==== ENTRIES SUPPLIED
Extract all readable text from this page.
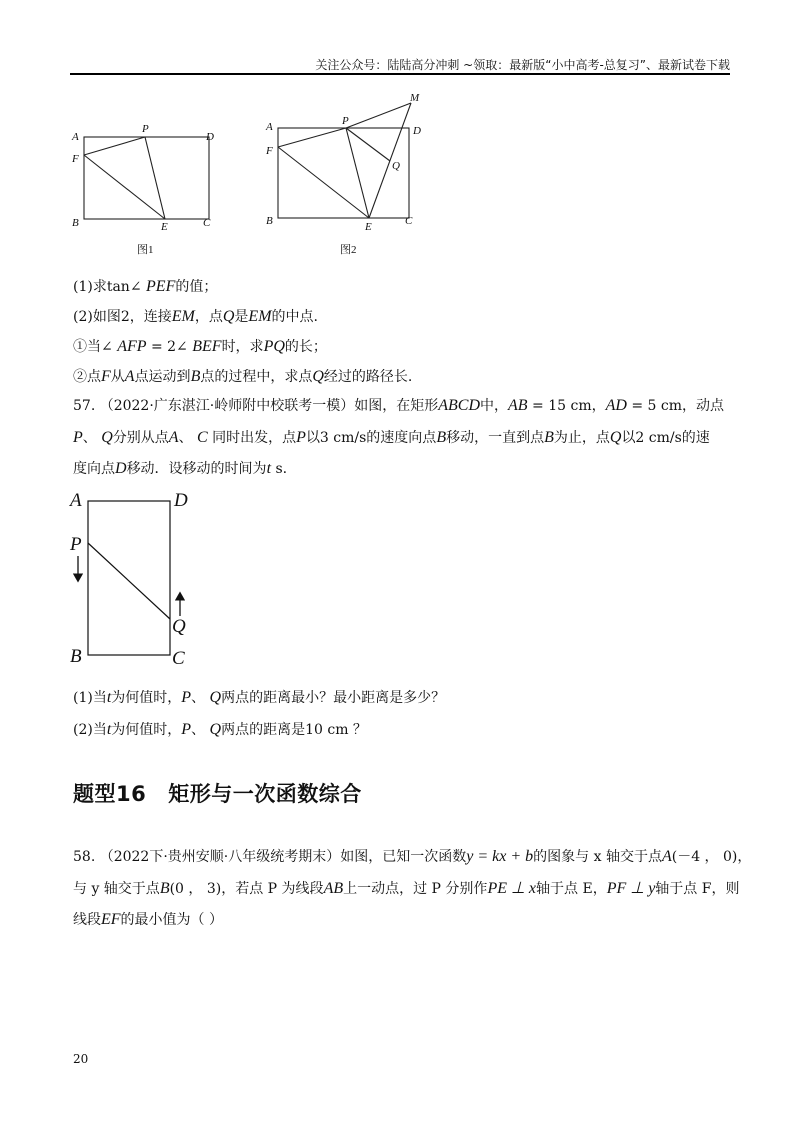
关注公众号：陆陆高分冲刺 ~领取：最新版“小中高考-总复习”、最新试卷下载
A
P
D
F
B	E	C
图1
A	P
D
M
F
Q
B	E	C
图2
(1)求tan∠ PEF的值；
(2)如图2，连接EM，点Q是EM的中点.
①当∠ AFP = 2∠ BEF时，求PQ的长；
②点F从A点运动到B点的过程中，求点Q经过的路径长.
57. （2022·广东湛江·岭师附中校联考一模）如图，在矩形ABCD中，AB = 15 cm，AD = 5 cm，动点
P、 Q分别从点A、 C 同时出发，点P以3 cm/s的速度向点B移动，一直到点B为止，点Q以2 cm/s的速
度向点D移动．设移动的时间为t s.
A	D
P
Q
B	C
(1)当t为何值时，P、 Q两点的距离最小？最小距离是多少？
(2)当t为何值时，P、 Q两点的距离是10 cm ？
题型16 矩形与一次函数综合
58. （2022下·贵州安顺·八年级统考期末）如图，已知一次函数y = kx + b的图象与 x 轴交于点A(－4 ， 0)，
与 y 轴交于点B(0 ， 3)，若点 P 为线段AB上一动点，过 P 分别作PE ⊥ x轴于点 E，PF ⊥ y轴于点 F，则
线段EF的最小值为（ ）
20
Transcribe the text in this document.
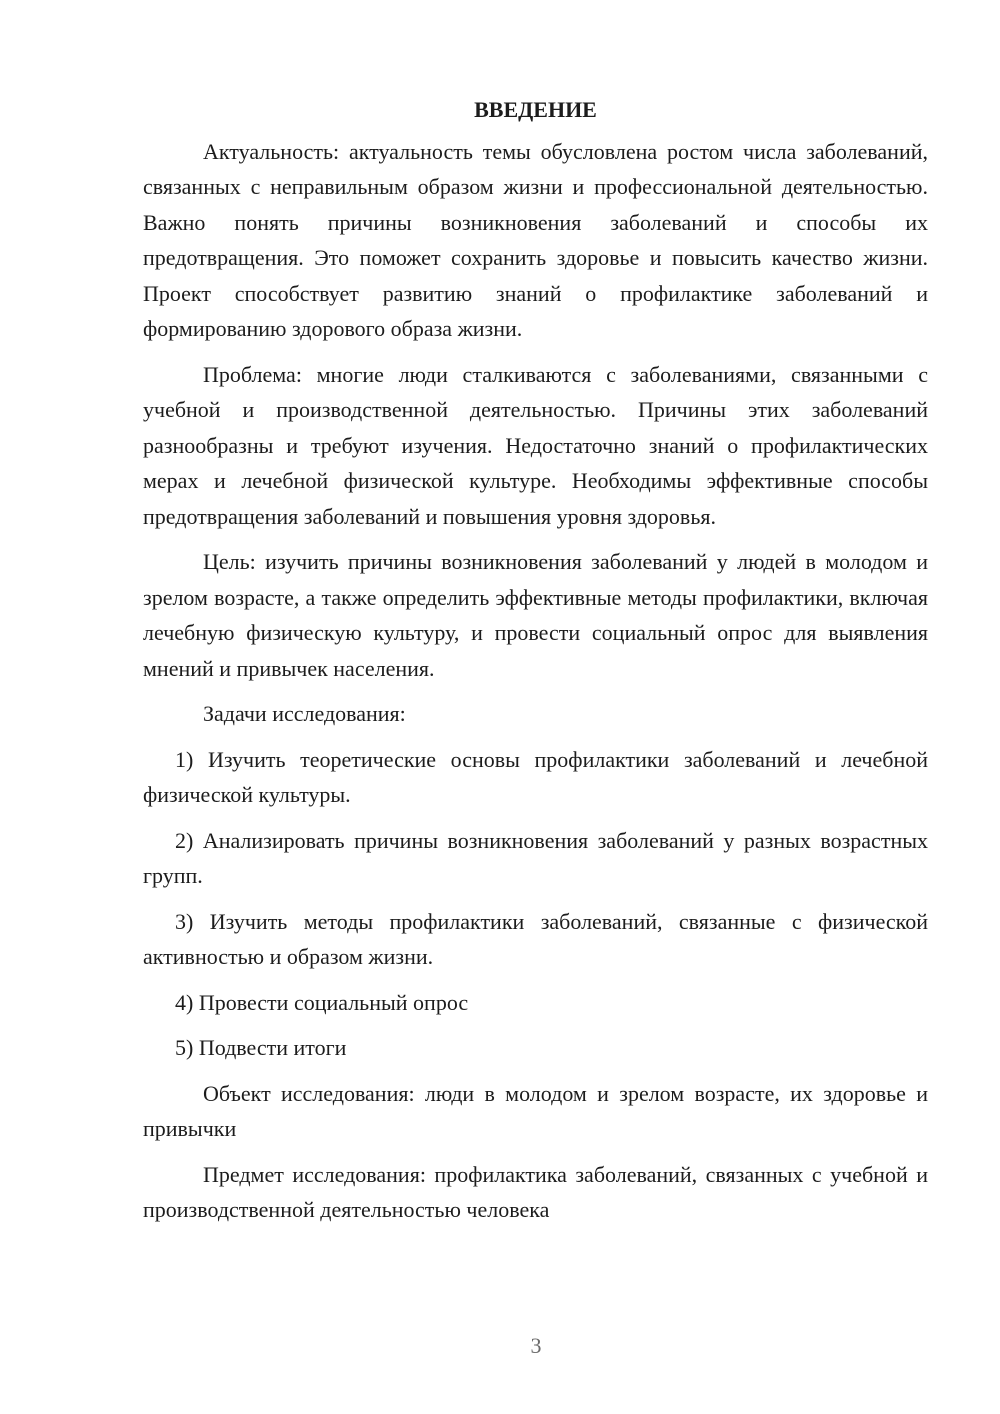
ВВЕДЕНИЕ

Актуальность: актуальность темы обусловлена ростом числа заболеваний, связанных с неправильным образом жизни и профессиональной деятельностью. Важно понять причины возникновения заболеваний и способы их предотвращения. Это поможет сохранить здоровье и повысить качество жизни. Проект способствует развитию знаний о профилактике заболеваний и формированию здорового образа жизни.

Проблема: многие люди сталкиваются с заболеваниями, связанными с учебной и производственной деятельностью. Причины этих заболеваний разнообразны и требуют изучения. Недостаточно знаний о профилактических мерах и лечебной физической культуре. Необходимы эффективные способы предотвращения заболеваний и повышения уровня здоровья.

Цель: изучить причины возникновения заболеваний у людей в молодом и зрелом возрасте, а также определить эффективные методы профилактики, включая лечебную физическую культуру, и провести социальный опрос для выявления мнений и привычек населения.

Задачи исследования:

1) Изучить теоретические основы профилактики заболеваний и лечебной физической культуры.

2) Анализировать причины возникновения заболеваний у разных возрастных групп.

3) Изучить методы профилактики заболеваний, связанные с физической активностью и образом жизни.

4) Провести социальный опрос

5) Подвести итоги

Объект исследования: люди в молодом и зрелом возрасте, их здоровье и привычки

Предмет исследования: профилактика заболеваний, связанных с учебной и производственной деятельностью человека

3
========
__THE EXERCISE__
Quote each record exactly as it stands, minus the pictures.

__ANSWER FOR THIS EXERCISE__
Extract all readable text from this page.
关注公众号：陆陆高分冲刺 ~领取：最新版“小中高考-总复习”、最新试卷下载
A
P
D
F
B	E	C
图1
A	P
D
M
F
Q
B	E	C
图2
(1)求tan∠ PEF的值；
(2)如图2，连接EM，点Q是EM的中点.
①当∠ AFP = 2∠ BEF时，求PQ的长；
②点F从A点运动到B点的过程中，求点Q经过的路径长.
57. （2022·广东湛江·岭师附中校联考一模）如图，在矩形ABCD中，AB = 15 cm，AD = 5 cm，动点
P、 Q分别从点A、 C 同时出发，点P以3 cm/s的速度向点B移动，一直到点B为止，点Q以2 cm/s的速
度向点D移动．设移动的时间为t s.
A	D
P
Q
B	C
(1)当t为何值时，P、 Q两点的距离最小？最小距离是多少？
(2)当t为何值时，P、 Q两点的距离是10 cm ？
题型16 矩形与一次函数综合
58. （2022下·贵州安顺·八年级统考期末）如图，已知一次函数y = kx + b的图象与 x 轴交于点A(－4 ， 0)，
与 y 轴交于点B(0 ， 3)，若点 P 为线段AB上一动点，过 P 分别作PE ⊥ x轴于点 E，PF ⊥ y轴于点 F，则
线段EF的最小值为（ ）
20
Transcribe the text in this document.
ВВЕДЕНИЕ

Актуальность: актуальность темы обусловлена ростом числа заболеваний, связанных с неправильным образом жизни и профессиональной деятельностью. Важно понять причины возникновения заболеваний и способы их предотвращения. Это поможет сохранить здоровье и повысить качество жизни. Проект способствует развитию знаний о профилактике заболеваний и формированию здорового образа жизни.

Проблема: многие люди сталкиваются с заболеваниями, связанными с учебной и производственной деятельностью. Причины этих заболеваний разнообразны и требуют изучения. Недостаточно знаний о профилактических мерах и лечебной физической культуре. Необходимы эффективные способы предотвращения заболеваний и повышения уровня здоровья.

Цель: изучить причины возникновения заболеваний у людей в молодом и зрелом возрасте, а также определить эффективные методы профилактики, включая лечебную физическую культуру, и провести социальный опрос для выявления мнений и привычек населения.

Задачи исследования:

1) Изучить теоретические основы профилактики заболеваний и лечебной физической культуры.

2) Анализировать причины возникновения заболеваний у разных возрастных групп.

3) Изучить методы профилактики заболеваний, связанные с физической активностью и образом жизни.

4) Провести социальный опрос

5) Подвести итоги

Объект исследования: люди в молодом и зрелом возрасте, их здоровье и привычки

Предмет исследования: профилактика заболеваний, связанных с учебной и производственной деятельностью человека

3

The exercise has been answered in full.